- [Written instruction]
Go through the records below line by line, counting those that contain the word "text"; answer with the count only.

Saved entries:
==========
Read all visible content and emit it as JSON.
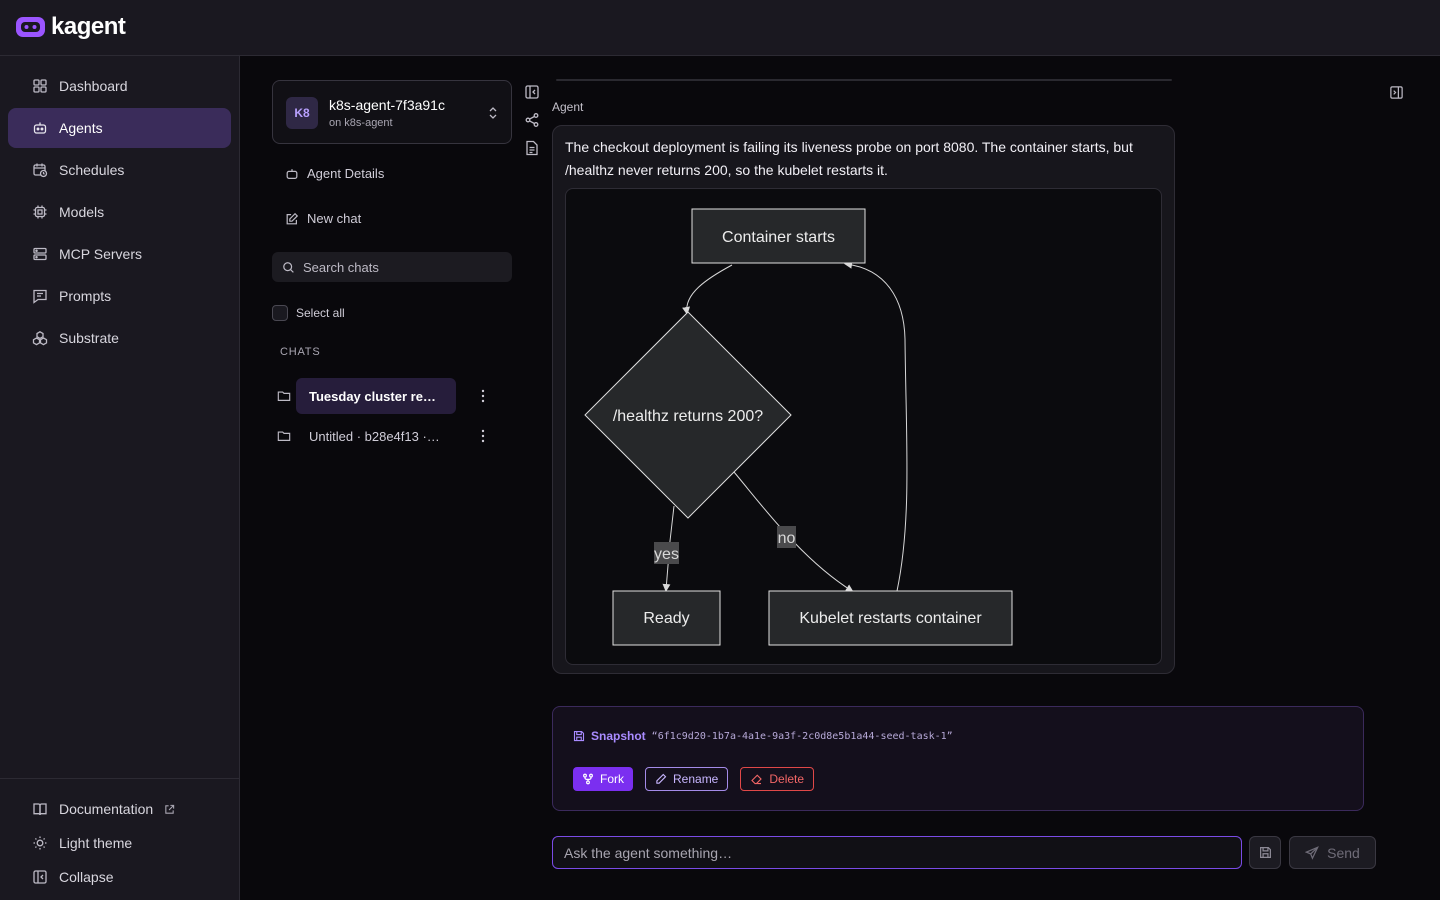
{
  "app": {
    "brand": "kagent",
    "accent": "#7b2ff0"
  },
  "sidebar": {
    "items": [
      {
        "label": "Dashboard",
        "icon": "grid-icon"
      },
      {
        "label": "Agents",
        "icon": "bot-icon",
        "active": true
      },
      {
        "label": "Schedules",
        "icon": "calendar-clock-icon"
      },
      {
        "label": "Models",
        "icon": "cpu-icon"
      },
      {
        "label": "MCP Servers",
        "icon": "server-icon"
      },
      {
        "label": "Prompts",
        "icon": "message-text-icon"
      },
      {
        "label": "Substrate",
        "icon": "boxes-icon"
      }
    ],
    "bottom": {
      "documentation": "Documentation",
      "theme": "Light theme",
      "collapse": "Collapse"
    }
  },
  "chatpanel": {
    "agent": {
      "badge": "K8",
      "name": "k8s-agent-7f3a91c",
      "namespace": "on k8s-agent"
    },
    "agent_details": "Agent Details",
    "new_chat": "New chat",
    "search_placeholder": "Search chats",
    "select_all": "Select all",
    "chats_label": "CHATS",
    "chats": [
      {
        "title": "Tuesday cluster re…",
        "active": true
      },
      {
        "title": "Untitled · b28e4f13 ·…",
        "active": false
      }
    ]
  },
  "message": {
    "role": "Agent",
    "text": "The checkout deployment is failing its liveness probe on port 8080. The container starts, but /healthz never returns 200, so the kubelet restarts it.",
    "diagram": {
      "nodes": {
        "start": "Container starts",
        "decision": "/healthz returns 200?",
        "ready": "Ready",
        "restart": "Kubelet restarts container"
      },
      "edges": {
        "yes": "yes",
        "no": "no"
      }
    }
  },
  "snapshot": {
    "label": "Snapshot",
    "id": "“6f1c9d20-1b7a-4a1e-9a3f-2c0d8e5b1a44-seed-task-1”",
    "fork": "Fork",
    "rename": "Rename",
    "delete": "Delete"
  },
  "composer": {
    "placeholder": "Ask the agent something…",
    "send": "Send"
  }
}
==========
- [Exercise response]
2